* YOUR OBJECTIVE *
Reproduce each record below exactly as written.

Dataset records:
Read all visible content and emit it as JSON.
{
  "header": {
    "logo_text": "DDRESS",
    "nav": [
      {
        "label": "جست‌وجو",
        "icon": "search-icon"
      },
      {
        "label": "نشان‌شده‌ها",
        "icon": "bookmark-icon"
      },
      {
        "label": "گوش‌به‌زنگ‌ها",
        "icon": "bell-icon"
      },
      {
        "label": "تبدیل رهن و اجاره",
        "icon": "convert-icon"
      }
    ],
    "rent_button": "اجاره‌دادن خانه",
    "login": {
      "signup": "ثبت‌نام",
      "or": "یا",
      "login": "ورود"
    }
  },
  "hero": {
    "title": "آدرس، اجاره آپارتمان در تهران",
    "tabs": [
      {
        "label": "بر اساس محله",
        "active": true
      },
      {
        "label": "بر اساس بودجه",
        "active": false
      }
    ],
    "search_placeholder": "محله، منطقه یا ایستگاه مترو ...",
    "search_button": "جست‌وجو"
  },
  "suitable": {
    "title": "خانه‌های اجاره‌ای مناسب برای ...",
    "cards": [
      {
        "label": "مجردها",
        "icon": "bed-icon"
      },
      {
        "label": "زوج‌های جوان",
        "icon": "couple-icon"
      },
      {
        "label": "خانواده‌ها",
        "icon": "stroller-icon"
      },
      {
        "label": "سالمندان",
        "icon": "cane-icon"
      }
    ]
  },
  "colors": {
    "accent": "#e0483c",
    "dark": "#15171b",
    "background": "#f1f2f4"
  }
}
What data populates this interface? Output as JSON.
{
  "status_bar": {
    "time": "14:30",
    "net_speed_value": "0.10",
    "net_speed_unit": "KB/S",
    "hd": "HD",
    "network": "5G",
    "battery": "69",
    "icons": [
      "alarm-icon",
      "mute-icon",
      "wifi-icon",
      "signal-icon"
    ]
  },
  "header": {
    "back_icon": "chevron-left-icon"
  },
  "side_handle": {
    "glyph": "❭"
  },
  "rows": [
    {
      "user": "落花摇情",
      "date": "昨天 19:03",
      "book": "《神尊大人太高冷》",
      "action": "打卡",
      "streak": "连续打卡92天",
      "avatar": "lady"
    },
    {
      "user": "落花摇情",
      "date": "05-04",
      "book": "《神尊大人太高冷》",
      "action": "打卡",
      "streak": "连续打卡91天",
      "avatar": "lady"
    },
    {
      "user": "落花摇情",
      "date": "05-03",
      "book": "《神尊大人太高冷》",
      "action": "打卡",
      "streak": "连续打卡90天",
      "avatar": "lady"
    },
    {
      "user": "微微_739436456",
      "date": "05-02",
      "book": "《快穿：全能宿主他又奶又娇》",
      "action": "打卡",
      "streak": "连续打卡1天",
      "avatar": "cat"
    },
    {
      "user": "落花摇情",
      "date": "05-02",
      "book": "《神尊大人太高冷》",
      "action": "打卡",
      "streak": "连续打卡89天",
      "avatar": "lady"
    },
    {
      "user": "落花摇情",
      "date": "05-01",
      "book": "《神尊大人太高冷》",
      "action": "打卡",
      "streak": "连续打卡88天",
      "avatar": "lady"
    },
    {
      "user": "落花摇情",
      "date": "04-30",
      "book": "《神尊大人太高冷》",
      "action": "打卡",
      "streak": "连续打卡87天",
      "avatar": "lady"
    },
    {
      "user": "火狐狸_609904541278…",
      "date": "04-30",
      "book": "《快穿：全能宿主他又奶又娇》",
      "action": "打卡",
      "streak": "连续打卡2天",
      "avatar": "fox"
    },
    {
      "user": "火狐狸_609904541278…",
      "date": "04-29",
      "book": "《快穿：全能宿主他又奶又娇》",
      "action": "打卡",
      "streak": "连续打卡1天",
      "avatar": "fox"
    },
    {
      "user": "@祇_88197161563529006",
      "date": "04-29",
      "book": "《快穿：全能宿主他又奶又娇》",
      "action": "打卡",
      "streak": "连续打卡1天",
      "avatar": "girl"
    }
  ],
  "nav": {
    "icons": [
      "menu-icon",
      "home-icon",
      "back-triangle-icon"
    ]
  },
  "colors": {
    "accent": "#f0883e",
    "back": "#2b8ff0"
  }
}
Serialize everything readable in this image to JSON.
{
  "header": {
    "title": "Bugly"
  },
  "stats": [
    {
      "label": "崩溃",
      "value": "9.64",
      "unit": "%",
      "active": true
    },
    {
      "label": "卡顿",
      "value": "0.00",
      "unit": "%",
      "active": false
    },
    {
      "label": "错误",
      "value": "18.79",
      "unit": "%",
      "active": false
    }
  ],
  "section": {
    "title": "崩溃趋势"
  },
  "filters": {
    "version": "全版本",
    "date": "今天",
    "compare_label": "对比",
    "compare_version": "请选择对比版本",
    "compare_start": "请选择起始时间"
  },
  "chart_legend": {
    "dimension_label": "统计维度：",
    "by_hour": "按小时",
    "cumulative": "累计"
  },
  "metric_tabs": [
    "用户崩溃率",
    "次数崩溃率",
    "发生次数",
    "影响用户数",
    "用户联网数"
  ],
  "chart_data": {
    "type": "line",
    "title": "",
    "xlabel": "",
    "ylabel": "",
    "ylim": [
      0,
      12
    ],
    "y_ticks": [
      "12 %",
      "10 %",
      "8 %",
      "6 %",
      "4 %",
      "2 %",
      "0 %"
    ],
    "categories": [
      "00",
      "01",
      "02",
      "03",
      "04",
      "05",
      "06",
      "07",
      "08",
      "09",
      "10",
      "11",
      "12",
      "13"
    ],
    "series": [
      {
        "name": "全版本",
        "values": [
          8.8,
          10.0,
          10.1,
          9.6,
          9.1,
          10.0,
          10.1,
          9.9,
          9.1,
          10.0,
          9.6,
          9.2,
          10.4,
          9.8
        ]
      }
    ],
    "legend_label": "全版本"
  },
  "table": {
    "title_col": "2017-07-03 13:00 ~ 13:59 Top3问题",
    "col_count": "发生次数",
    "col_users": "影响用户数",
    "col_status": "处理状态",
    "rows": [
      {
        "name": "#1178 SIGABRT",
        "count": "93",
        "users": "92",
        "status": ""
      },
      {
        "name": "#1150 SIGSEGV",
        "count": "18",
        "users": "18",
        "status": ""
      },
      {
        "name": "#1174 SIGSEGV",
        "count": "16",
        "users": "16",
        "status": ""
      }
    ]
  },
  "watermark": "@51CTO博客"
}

* CORRECT RESULT *
Read all visible content and emit it as JSON.
{
  "header": {
    "logo_text": "DDRESS",
    "nav": [
      {
        "label": "جست‌وجو",
        "icon": "search-icon"
      },
      {
        "label": "نشان‌شده‌ها",
        "icon": "bookmark-icon"
      },
      {
        "label": "گوش‌به‌زنگ‌ها",
        "icon": "bell-icon"
      },
      {
        "label": "تبدیل رهن و اجاره",
        "icon": "convert-icon"
      }
    ],
    "rent_button": "اجاره‌دادن خانه",
    "login": {
      "signup": "ثبت‌نام",
      "or": "یا",
      "login": "ورود"
    }
  },
  "hero": {
    "title": "آدرس، اجاره آپارتمان در تهران",
    "tabs": [
      {
        "label": "بر اساس محله",
        "active": true
      },
      {
        "label": "بر اساس بودجه",
        "active": false
      }
    ],
    "search_placeholder": "محله، منطقه یا ایستگاه مترو ...",
    "search_button": "جست‌وجو"
  },
  "suitable": {
    "title": "خانه‌های اجاره‌ای مناسب برای ...",
    "cards": [
      {
        "label": "مجردها",
        "icon": "bed-icon"
      },
      {
        "label": "زوج‌های جوان",
        "icon": "couple-icon"
      },
      {
        "label": "خانواده‌ها",
        "icon": "stroller-icon"
      },
      {
        "label": "سالمندان",
        "icon": "cane-icon"
      }
    ]
  },
  "colors": {
    "accent": "#e0483c",
    "dark": "#15171b",
    "background": "#f1f2f4"
  }
}
What data populates this interface? Output as JSON.
{
  "status_bar": {
    "time": "14:30",
    "net_speed_value": "0.10",
    "net_speed_unit": "KB/S",
    "hd": "HD",
    "network": "5G",
    "battery": "69",
    "icons": [
      "alarm-icon",
      "mute-icon",
      "wifi-icon",
      "signal-icon"
    ]
  },
  "header": {
    "back_icon": "chevron-left-icon"
  },
  "side_handle": {
    "glyph": "❭"
  },
  "rows": [
    {
      "user": "落花摇情",
      "date": "昨天 19:03",
      "book": "《神尊大人太高冷》",
      "action": "打卡",
      "streak": "连续打卡92天",
      "avatar": "lady"
    },
    {
      "user": "落花摇情",
      "date": "05-04",
      "book": "《神尊大人太高冷》",
      "action": "打卡",
      "streak": "连续打卡91天",
      "avatar": "lady"
    },
    {
      "user": "落花摇情",
      "date": "05-03",
      "book": "《神尊大人太高冷》",
      "action": "打卡",
      "streak": "连续打卡90天",
      "avatar": "lady"
    },
    {
      "user": "微微_739436456",
      "date": "05-02",
      "book": "《快穿：全能宿主他又奶又娇》",
      "action": "打卡",
      "streak": "连续打卡1天",
      "avatar": "cat"
    },
    {
      "user": "落花摇情",
      "date": "05-02",
      "book": "《神尊大人太高冷》",
      "action": "打卡",
      "streak": "连续打卡89天",
      "avatar": "lady"
    },
    {
      "user": "落花摇情",
      "date": "05-01",
      "book": "《神尊大人太高冷》",
      "action": "打卡",
      "streak": "连续打卡88天",
      "avatar": "lady"
    },
    {
      "user": "落花摇情",
      "date": "04-30",
      "book": "《神尊大人太高冷》",
      "action": "打卡",
      "streak": "连续打卡87天",
      "avatar": "lady"
    },
    {
      "user": "火狐狸_609904541278…",
      "date": "04-30",
      "book": "《快穿：全能宿主他又奶又娇》",
      "action": "打卡",
      "streak": "连续打卡2天",
      "avatar": "fox"
    },
    {
      "user": "火狐狸_609904541278…",
      "date": "04-29",
      "book": "《快穿：全能宿主他又奶又娇》",
      "action": "打卡",
      "streak": "连续打卡1天",
      "avatar": "fox"
    },
    {
      "user": "@祇_88197161563529006",
      "date": "04-29",
      "book": "《快穿：全能宿主他又奶又娇》",
      "action": "打卡",
      "streak": "连续打卡1天",
      "avatar": "girl"
    }
  ],
  "nav": {
    "icons": [
      "menu-icon",
      "home-icon",
      "back-triangle-icon"
    ]
  },
  "colors": {
    "accent": "#f0883e",
    "back": "#2b8ff0"
  }
}
Serialize everything readable in this image to JSON.
{
  "header": {
    "title": "Bugly"
  },
  "stats": [
    {
      "label": "崩溃",
      "value": "9.64",
      "unit": "%",
      "active": true
    },
    {
      "label": "卡顿",
      "value": "0.00",
      "unit": "%",
      "active": false
    },
    {
      "label": "错误",
      "value": "18.79",
      "unit": "%",
      "active": false
    }
  ],
  "section": {
    "title": "崩溃趋势"
  },
  "filters": {
    "version": "全版本",
    "date": "今天",
    "compare_label": "对比",
    "compare_version": "请选择对比版本",
    "compare_start": "请选择起始时间"
  },
  "chart_legend": {
    "dimension_label": "统计维度：",
    "by_hour": "按小时",
    "cumulative": "累计"
  },
  "metric_tabs": [
    "用户崩溃率",
    "次数崩溃率",
    "发生次数",
    "影响用户数",
    "用户联网数"
  ],
  "chart_data": {
    "type": "line",
    "title": "",
    "xlabel": "",
    "ylabel": "",
    "ylim": [
      0,
      12
    ],
    "y_ticks": [
      "12 %",
      "10 %",
      "8 %",
      "6 %",
      "4 %",
      "2 %",
      "0 %"
    ],
    "categories": [
      "00",
      "01",
      "02",
      "03",
      "04",
      "05",
      "06",
      "07",
      "08",
      "09",
      "10",
      "11",
      "12",
      "13"
    ],
    "series": [
      {
        "name": "全版本",
        "values": [
          8.8,
          10.0,
          10.1,
          9.6,
          9.1,
          10.0,
          10.1,
          9.9,
          9.1,
          10.0,
          9.6,
          9.2,
          10.4,
          9.8
        ]
      }
    ],
    "legend_label": "全版本"
  },
  "table": {
    "title_col": "2017-07-03 13:00 ~ 13:59 Top3问题",
    "col_count": "发生次数",
    "col_users": "影响用户数",
    "col_status": "处理状态",
    "rows": [
      {
        "name": "#1178 SIGABRT",
        "count": "93",
        "users": "92",
        "status": ""
      },
      {
        "name": "#1150 SIGSEGV",
        "count": "18",
        "users": "18",
        "status": ""
      },
      {
        "name": "#1174 SIGSEGV",
        "count": "16",
        "users": "16",
        "status": ""
      }
    ]
  },
  "watermark": "@51CTO博客"
}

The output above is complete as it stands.